▶ [Aim of the task]: Starting from the line containing "Type out the text in this image.", write out the rest of the entries exactly, through the final line, including nothing else.

** start Records for this task **

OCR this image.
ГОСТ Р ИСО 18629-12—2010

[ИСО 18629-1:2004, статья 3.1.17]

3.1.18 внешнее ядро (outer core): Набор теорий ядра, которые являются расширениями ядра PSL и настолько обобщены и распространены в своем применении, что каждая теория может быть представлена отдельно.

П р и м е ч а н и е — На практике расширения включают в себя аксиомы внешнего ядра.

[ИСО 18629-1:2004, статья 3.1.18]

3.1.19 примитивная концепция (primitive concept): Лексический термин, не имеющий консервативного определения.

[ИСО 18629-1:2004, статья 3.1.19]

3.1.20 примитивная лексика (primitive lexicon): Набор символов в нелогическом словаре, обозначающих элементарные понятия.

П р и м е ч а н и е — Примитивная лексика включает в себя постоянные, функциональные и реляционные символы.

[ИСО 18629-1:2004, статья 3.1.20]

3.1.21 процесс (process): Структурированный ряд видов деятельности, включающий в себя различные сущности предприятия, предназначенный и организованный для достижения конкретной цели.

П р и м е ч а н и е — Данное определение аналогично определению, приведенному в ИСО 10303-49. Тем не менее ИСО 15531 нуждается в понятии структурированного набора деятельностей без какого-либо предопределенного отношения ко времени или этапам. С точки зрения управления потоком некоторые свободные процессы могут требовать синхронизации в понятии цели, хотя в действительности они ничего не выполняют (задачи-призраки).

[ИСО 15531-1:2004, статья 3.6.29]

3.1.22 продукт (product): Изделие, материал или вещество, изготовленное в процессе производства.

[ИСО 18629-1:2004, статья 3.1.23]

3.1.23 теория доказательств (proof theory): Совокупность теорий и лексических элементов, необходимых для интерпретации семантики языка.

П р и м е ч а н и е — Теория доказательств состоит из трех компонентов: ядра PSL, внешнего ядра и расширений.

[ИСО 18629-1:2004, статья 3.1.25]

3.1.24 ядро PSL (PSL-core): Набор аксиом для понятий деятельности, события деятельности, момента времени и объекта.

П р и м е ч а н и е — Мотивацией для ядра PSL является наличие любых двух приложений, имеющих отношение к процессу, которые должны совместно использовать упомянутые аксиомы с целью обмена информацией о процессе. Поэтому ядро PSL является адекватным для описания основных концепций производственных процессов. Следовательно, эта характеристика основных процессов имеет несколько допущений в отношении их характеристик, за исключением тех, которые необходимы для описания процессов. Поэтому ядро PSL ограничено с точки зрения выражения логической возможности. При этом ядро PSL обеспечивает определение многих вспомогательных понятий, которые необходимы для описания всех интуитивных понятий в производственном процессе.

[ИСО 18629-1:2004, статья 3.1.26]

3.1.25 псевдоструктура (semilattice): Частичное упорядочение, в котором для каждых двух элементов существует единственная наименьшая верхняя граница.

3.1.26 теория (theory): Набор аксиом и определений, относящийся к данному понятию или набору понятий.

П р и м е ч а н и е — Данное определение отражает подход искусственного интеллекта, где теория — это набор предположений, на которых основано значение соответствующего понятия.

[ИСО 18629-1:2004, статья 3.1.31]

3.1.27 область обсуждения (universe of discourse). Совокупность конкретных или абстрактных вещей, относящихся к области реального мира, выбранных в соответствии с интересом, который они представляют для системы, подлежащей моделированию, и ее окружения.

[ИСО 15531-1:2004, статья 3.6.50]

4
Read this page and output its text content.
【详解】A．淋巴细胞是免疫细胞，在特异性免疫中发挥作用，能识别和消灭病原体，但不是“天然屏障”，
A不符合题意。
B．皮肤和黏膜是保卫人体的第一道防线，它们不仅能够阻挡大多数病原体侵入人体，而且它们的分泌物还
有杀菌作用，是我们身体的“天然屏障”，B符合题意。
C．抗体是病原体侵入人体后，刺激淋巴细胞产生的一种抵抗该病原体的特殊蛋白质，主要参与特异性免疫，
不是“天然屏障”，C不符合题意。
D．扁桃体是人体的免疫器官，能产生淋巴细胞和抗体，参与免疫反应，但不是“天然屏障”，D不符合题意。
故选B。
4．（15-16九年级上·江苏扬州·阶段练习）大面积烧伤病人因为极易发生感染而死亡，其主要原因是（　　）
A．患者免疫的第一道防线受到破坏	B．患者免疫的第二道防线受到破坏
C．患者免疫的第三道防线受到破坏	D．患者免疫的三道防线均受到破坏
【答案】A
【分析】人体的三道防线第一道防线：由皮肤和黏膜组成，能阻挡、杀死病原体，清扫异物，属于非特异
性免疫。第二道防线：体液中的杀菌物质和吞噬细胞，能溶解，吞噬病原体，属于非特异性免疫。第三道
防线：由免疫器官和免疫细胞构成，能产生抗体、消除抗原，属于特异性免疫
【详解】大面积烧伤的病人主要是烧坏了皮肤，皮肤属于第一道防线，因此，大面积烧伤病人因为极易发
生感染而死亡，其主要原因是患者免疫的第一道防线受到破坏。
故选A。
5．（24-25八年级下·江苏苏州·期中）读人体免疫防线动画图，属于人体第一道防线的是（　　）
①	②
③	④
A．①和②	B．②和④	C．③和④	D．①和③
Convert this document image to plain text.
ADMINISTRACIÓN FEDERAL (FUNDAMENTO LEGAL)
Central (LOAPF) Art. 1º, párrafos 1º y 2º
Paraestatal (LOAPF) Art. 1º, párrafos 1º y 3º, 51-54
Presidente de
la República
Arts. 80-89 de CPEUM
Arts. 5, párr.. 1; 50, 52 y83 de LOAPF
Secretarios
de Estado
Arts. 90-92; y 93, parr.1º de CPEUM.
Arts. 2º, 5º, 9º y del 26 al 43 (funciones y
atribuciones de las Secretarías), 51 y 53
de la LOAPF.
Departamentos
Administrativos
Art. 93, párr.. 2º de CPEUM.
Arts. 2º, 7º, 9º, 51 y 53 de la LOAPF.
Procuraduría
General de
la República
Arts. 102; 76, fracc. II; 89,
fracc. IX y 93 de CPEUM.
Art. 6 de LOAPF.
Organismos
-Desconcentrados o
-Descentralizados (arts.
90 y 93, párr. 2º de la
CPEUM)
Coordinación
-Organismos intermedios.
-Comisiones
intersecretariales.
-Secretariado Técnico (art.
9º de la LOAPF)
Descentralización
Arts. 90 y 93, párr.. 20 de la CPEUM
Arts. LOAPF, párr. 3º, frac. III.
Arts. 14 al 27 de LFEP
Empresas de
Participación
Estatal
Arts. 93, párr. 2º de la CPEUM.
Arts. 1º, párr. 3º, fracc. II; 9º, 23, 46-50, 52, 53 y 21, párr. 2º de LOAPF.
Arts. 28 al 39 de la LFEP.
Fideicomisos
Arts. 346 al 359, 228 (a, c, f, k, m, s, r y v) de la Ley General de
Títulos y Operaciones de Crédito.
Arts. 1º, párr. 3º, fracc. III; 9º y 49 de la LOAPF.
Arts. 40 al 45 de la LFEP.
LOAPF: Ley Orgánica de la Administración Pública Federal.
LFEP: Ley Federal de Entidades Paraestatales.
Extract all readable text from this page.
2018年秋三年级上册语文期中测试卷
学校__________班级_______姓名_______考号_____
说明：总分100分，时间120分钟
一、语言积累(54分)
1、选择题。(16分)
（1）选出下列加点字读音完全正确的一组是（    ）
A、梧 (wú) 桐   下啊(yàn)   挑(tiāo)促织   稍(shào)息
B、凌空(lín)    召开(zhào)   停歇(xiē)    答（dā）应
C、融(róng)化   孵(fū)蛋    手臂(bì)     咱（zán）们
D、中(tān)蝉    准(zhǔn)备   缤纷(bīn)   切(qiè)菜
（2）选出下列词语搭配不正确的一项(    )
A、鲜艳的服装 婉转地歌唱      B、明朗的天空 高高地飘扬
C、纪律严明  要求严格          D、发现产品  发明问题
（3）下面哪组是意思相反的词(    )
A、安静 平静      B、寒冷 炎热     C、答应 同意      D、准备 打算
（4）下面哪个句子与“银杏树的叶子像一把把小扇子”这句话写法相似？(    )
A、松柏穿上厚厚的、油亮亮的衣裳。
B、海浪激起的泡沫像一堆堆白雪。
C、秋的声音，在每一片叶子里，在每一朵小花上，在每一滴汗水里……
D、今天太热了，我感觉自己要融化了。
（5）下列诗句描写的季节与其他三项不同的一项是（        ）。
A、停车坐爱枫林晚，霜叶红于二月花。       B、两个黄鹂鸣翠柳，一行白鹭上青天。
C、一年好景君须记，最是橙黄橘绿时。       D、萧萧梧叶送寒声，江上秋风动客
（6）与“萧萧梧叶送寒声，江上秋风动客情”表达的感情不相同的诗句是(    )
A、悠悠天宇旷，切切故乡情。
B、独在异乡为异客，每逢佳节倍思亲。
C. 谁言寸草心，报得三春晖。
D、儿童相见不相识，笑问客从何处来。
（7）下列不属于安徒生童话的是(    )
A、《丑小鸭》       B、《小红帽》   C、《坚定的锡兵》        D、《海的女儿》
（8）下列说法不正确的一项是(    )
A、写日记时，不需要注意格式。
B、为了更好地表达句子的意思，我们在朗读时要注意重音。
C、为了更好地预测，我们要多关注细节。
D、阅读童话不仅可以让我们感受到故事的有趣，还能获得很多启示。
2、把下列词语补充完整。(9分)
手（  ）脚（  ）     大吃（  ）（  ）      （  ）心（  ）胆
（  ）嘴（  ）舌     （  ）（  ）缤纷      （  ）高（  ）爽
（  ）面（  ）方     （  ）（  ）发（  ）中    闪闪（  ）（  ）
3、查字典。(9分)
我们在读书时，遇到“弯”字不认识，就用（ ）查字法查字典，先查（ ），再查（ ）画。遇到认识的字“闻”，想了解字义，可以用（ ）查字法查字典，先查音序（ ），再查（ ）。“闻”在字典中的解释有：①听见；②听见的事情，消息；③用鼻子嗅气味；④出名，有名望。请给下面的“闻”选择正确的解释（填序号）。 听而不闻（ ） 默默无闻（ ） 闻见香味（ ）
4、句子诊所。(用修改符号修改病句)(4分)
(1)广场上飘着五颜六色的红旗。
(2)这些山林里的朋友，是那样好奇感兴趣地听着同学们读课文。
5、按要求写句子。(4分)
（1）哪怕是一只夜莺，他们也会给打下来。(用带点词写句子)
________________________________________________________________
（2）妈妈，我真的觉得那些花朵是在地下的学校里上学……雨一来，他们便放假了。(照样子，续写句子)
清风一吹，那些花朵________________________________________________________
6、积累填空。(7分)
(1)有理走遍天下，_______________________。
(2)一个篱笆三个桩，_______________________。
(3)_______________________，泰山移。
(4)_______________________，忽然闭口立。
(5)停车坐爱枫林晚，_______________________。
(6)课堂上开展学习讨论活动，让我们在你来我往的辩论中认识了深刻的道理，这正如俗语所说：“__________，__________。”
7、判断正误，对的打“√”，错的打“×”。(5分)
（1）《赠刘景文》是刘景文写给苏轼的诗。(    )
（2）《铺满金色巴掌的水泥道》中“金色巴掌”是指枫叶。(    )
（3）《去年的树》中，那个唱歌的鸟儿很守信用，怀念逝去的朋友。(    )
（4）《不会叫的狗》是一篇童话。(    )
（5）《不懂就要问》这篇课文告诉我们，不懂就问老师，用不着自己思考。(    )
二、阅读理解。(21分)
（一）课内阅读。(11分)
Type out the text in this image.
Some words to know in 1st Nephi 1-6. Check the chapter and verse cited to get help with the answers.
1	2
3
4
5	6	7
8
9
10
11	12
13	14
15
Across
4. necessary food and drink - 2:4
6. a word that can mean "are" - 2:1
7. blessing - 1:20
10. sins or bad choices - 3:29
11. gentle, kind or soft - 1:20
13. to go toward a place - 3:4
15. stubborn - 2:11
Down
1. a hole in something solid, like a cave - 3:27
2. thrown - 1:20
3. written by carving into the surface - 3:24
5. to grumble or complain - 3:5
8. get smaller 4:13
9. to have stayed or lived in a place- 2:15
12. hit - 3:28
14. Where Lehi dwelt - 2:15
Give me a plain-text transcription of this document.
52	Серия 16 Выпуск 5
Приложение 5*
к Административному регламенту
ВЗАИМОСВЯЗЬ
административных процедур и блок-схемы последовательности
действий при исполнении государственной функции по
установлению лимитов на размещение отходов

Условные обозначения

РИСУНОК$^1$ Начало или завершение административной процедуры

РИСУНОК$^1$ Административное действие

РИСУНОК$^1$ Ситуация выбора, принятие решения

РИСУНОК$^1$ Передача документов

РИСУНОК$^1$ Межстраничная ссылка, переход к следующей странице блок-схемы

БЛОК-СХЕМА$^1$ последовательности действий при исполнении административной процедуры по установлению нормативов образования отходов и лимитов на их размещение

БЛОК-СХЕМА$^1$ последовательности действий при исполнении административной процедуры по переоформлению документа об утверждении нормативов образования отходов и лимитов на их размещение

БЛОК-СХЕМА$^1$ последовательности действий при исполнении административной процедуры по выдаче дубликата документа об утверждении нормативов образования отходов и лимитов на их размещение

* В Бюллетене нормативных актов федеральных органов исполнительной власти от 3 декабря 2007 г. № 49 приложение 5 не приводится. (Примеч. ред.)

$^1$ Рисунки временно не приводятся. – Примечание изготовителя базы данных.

** end Records for this task **

▶ [Full response]:
Type out the text in this image.
Some words to know in 1st Nephi 1-6. Check the chapter and verse cited to get help with the answers.
1	2
3
4
5	6	7
8
9
10
11	12
13	14
15
Across
4. necessary food and drink - 2:4
6. a word that can mean "are" - 2:1
7. blessing - 1:20
10. sins or bad choices - 3:29
11. gentle, kind or soft - 1:20
13. to go toward a place - 3:4
15. stubborn - 2:11
Down
1. a hole in something solid, like a cave - 3:27
2. thrown - 1:20
3. written by carving into the surface - 3:24
5. to grumble or complain - 3:5
8. get smaller 4:13
9. to have stayed or lived in a place- 2:15
12. hit - 3:28
14. Where Lehi dwelt - 2:15
Give me a plain-text transcription of this document.
52	Серия 16 Выпуск 5
Приложение 5*
к Административному регламенту
ВЗАИМОСВЯЗЬ
административных процедур и блок-схемы последовательности
действий при исполнении государственной функции по
установлению лимитов на размещение отходов

Условные обозначения

РИСУНОК$^1$ Начало или завершение административной процедуры

РИСУНОК$^1$ Административное действие

РИСУНОК$^1$ Ситуация выбора, принятие решения

РИСУНОК$^1$ Передача документов

РИСУНОК$^1$ Межстраничная ссылка, переход к следующей странице блок-схемы

БЛОК-СХЕМА$^1$ последовательности действий при исполнении административной процедуры по установлению нормативов образования отходов и лимитов на их размещение

БЛОК-СХЕМА$^1$ последовательности действий при исполнении административной процедуры по переоформлению документа об утверждении нормативов образования отходов и лимитов на их размещение

БЛОК-СХЕМА$^1$ последовательности действий при исполнении административной процедуры по выдаче дубликата документа об утверждении нормативов образования отходов и лимитов на их размещение

* В Бюллетене нормативных актов федеральных органов исполнительной власти от 3 декабря 2007 г. № 49 приложение 5 не приводится. (Примеч. ред.)

$^1$ Рисунки временно не приводятся. – Примечание изготовителя базы данных.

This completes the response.